→ TO BE DONE
Rewrite the records from the very first line through the line that contains "noise-blob: [86, 44, 92, 49]", changing "Normalized spectral amplitude" to "Normalized signal strength" and leaving everything else as it is.

◇ ◇ ◇ ◇

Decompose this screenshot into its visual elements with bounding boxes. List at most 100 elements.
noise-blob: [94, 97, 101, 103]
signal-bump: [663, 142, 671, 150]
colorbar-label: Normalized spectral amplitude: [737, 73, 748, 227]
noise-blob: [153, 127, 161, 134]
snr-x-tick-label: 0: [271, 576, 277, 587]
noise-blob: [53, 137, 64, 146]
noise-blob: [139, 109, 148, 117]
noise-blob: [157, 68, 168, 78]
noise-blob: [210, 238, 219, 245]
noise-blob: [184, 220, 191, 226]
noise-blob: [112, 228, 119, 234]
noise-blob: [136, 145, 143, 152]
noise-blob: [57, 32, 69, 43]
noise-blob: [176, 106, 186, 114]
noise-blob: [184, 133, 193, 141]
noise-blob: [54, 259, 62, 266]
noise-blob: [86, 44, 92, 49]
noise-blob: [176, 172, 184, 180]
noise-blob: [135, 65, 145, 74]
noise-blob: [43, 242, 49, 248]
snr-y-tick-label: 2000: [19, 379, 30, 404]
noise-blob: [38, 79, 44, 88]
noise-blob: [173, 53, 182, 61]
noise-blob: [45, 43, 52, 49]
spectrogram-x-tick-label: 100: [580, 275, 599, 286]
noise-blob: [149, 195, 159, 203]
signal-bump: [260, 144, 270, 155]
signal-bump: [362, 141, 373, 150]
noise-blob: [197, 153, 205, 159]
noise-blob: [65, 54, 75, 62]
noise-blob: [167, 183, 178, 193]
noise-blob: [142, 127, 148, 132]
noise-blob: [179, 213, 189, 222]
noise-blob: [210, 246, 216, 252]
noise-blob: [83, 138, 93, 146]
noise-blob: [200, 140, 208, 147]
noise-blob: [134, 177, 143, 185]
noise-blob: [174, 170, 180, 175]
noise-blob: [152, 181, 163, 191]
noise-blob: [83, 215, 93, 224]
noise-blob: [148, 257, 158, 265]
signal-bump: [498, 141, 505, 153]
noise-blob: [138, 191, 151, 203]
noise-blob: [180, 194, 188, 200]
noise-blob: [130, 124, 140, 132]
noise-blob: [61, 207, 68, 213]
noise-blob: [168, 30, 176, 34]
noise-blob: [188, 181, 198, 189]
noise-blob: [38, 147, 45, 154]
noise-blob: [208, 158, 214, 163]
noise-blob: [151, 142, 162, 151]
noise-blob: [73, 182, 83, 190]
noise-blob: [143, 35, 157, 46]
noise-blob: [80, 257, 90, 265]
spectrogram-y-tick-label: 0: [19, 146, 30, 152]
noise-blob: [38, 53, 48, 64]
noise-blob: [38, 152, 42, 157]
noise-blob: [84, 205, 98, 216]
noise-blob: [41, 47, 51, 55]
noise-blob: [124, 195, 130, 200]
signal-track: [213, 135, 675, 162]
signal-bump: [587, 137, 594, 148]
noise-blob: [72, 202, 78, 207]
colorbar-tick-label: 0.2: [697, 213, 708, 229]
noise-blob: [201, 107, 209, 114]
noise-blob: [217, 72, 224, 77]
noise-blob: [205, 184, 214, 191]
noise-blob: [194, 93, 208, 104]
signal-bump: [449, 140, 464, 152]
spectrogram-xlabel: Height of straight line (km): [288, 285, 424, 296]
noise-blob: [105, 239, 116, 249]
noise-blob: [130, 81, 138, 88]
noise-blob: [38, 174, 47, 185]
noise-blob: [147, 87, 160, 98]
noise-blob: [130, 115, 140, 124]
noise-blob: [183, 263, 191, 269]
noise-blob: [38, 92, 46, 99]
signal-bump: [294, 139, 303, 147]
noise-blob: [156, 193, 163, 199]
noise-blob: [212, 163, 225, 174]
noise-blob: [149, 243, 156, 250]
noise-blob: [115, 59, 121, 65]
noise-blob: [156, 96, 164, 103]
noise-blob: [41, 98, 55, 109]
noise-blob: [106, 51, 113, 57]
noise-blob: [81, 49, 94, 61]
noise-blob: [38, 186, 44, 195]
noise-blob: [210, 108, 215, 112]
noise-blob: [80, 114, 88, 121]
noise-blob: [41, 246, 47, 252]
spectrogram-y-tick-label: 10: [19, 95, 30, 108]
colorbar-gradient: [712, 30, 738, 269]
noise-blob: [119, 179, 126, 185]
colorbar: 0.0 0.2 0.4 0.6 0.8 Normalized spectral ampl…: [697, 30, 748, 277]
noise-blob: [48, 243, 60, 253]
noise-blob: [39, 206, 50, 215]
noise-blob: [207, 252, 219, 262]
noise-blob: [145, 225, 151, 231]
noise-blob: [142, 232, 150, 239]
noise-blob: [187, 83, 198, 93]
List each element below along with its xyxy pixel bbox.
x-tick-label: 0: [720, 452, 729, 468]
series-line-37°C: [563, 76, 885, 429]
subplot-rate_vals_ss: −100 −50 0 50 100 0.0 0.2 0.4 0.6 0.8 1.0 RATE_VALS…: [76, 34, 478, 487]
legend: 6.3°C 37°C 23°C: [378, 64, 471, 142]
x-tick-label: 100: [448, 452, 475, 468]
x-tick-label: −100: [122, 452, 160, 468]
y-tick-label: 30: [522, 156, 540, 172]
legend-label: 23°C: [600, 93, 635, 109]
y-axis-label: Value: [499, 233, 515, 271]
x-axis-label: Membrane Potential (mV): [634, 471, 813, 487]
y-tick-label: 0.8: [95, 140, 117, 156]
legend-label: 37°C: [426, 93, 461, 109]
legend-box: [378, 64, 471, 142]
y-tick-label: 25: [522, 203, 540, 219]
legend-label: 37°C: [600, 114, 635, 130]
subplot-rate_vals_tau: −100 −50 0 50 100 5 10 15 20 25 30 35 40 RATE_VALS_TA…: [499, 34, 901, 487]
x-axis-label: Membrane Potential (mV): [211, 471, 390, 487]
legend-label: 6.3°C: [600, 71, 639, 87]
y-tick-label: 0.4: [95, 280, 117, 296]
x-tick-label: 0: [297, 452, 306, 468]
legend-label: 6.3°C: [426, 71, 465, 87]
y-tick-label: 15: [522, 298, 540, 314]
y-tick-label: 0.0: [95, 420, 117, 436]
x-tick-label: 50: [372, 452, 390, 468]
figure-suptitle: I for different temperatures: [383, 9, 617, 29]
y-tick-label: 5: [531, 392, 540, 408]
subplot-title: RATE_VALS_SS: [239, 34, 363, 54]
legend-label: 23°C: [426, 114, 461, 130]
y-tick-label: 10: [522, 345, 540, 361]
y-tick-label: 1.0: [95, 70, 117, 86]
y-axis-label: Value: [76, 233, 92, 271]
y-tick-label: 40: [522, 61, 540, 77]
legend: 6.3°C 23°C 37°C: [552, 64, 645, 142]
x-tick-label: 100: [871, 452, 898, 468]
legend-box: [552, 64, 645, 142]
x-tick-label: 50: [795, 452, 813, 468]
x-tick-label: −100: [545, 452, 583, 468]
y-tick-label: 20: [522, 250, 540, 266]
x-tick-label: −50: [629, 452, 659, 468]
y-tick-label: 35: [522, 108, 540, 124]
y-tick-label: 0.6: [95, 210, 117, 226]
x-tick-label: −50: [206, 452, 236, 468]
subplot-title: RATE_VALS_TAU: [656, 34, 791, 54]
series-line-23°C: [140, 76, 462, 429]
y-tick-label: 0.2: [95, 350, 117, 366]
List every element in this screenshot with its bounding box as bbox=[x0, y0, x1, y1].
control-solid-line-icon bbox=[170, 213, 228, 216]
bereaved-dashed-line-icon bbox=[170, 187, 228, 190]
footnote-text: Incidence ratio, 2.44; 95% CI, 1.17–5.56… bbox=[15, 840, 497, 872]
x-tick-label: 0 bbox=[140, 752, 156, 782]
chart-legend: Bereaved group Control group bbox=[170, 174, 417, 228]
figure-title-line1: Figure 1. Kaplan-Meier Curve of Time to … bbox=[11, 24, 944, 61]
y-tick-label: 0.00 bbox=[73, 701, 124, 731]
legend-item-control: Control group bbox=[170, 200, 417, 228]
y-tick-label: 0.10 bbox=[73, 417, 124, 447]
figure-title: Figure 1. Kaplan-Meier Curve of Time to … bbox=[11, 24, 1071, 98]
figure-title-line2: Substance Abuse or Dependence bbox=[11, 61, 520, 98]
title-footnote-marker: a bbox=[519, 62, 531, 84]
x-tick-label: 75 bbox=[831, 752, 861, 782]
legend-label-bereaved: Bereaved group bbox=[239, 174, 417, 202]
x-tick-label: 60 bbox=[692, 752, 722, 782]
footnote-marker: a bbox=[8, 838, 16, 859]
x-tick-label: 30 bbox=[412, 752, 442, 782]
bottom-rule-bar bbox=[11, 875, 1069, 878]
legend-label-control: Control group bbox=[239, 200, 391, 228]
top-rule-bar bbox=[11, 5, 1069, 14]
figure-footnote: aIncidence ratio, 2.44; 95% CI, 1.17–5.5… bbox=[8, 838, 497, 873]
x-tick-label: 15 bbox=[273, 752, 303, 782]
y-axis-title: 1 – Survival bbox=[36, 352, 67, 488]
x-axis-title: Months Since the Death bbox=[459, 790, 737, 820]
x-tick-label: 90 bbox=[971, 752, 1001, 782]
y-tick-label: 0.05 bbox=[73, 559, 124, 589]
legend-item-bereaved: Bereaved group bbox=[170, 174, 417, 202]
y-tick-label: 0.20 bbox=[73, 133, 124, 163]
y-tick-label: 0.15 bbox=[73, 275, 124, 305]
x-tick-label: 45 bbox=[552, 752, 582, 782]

◇ ◇ ◇ ◇

→ PROBLEM SOLUTION
Decompose this screenshot into its visual elements with bounding boxes. List at most 100 elements.
noise-blob: [94, 97, 101, 103]
signal-bump: [663, 142, 671, 150]
colorbar-label: Normalized signal strength: [737, 73, 748, 227]
noise-blob: [153, 127, 161, 134]
snr-x-tick-label: 0: [271, 576, 277, 587]
noise-blob: [53, 137, 64, 146]
noise-blob: [139, 109, 148, 117]
noise-blob: [157, 68, 168, 78]
noise-blob: [210, 238, 219, 245]
noise-blob: [184, 220, 191, 226]
noise-blob: [112, 228, 119, 234]
noise-blob: [136, 145, 143, 152]
noise-blob: [57, 32, 69, 43]
noise-blob: [176, 106, 186, 114]
noise-blob: [184, 133, 193, 141]
noise-blob: [54, 259, 62, 266]
noise-blob: [86, 44, 92, 49]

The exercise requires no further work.